▶ [Article]:

Remembering Green features Wenonah, an Ojibwe girl from the Lac Du Flambeau tribe in northern Wisconsin in the early 1900’s during the forced assimilation period of Native American children into the white culture.  It was a dark time in our history for Indigenous people as they were stripped of their native heritage and culture and sent to boarding schools where they were forced to forget everything they knew about their lives as Native Americans.  Wenonah and her Grandfather will discover ways that Wenonah can remember her Ojibwe heritage even though the world is changing for them all.

What people are saying:


School Library Journal (Aug 2020):  K-Gr 3.  Wenonah is a young Ojibwe girl who has run away from the school where they have cut her hair, taken away the clothes her family made for her, forced her to speak English, and even given her a new name-Evelyn. Depicted with the bronze skin color she shares with her great-grandfather, Wenonah is worried she will forget who she is, but he shows her to look around and be reminded of the world she comes from. Each of her senses reminds her how she is connected to the natural beauty of the land. Stilted language feels lifted from a John Wayne movie: "The white man has come and he does not understand our ways. Man fears that which he does not understand. He thinks his ways are best and that our ways are strange, so he seeks to change us." The story is set against a brutal-and here, meticulously researched-era in U.S. history. The artwork in this story is beautiful. The lush color palette and vivid images, done in an Arts and Crafts style, perfectly complement the time period of the early 20th century, when many Indigenous children were forcibly removed from their families and sent to boarding schools. This era is covered thoroughly in the back matter, where there is also a glossary of the Ojibwe words used.

 

Ruth Rosenberg, ambassador  at the NYC National Museum of the American Indian

The gentle words by Lisa Gammon Olson and the beautiful illustrations by Lauren Rutledge tell the story of an Indigenous girl’s escape from a forced residential school and her reunion with her grandfather in the forest. The early French fur traders had named her people Lac Du Flambeau after the torches with which they fished in the lake at night. When the leader of the Ojibwe tribe Chief Keeshkemun led them there from the east in 1745, the waters were cold and pure and they harvested wild rice from the rivers.

▶ [Task objective]: Using the text about Remembering Green, explain in one to three sentences how the Lac Du Flambeau people got their name.

▶ [Data section]:
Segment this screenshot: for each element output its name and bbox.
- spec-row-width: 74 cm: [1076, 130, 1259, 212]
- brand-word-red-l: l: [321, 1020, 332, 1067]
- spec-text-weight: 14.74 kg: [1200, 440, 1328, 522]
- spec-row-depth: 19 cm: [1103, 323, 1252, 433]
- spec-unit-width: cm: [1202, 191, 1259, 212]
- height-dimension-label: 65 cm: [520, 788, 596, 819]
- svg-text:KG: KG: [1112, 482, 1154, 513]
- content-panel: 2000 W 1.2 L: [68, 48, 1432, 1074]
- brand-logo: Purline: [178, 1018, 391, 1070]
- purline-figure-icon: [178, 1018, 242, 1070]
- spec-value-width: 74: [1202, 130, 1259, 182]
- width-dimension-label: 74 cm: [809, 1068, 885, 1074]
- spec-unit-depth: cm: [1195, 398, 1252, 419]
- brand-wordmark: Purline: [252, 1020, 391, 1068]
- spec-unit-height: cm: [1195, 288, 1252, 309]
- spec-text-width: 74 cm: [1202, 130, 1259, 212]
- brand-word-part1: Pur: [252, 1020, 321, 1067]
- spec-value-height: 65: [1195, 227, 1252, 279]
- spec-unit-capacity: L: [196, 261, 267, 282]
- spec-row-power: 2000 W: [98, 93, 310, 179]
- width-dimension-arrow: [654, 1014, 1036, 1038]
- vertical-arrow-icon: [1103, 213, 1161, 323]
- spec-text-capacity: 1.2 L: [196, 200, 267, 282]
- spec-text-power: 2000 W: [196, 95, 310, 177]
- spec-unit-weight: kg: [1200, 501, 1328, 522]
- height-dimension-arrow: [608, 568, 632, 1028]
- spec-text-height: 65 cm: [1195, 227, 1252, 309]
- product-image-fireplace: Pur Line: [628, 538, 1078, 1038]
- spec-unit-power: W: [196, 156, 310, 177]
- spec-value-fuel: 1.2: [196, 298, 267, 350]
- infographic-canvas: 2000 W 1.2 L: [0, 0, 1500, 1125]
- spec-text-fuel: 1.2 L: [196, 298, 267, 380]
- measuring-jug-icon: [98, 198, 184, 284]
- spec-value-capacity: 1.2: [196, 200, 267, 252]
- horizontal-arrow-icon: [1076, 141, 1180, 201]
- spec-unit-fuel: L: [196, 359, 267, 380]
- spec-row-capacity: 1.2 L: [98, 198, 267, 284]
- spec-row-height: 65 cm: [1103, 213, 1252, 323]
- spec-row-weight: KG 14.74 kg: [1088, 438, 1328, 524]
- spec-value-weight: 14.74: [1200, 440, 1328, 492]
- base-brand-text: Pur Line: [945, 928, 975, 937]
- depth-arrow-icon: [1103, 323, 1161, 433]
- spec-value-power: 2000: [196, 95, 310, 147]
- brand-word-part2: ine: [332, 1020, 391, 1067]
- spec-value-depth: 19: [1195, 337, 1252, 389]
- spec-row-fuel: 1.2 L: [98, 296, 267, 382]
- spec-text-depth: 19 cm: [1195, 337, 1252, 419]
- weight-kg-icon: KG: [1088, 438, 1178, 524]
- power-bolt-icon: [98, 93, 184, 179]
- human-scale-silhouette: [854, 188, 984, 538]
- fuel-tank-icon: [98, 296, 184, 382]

▶ [Response to the exercise]: Early French fur traders gave them the name Lac Du Flambeau. They named them for the torches the people used when fishing in the lake at night.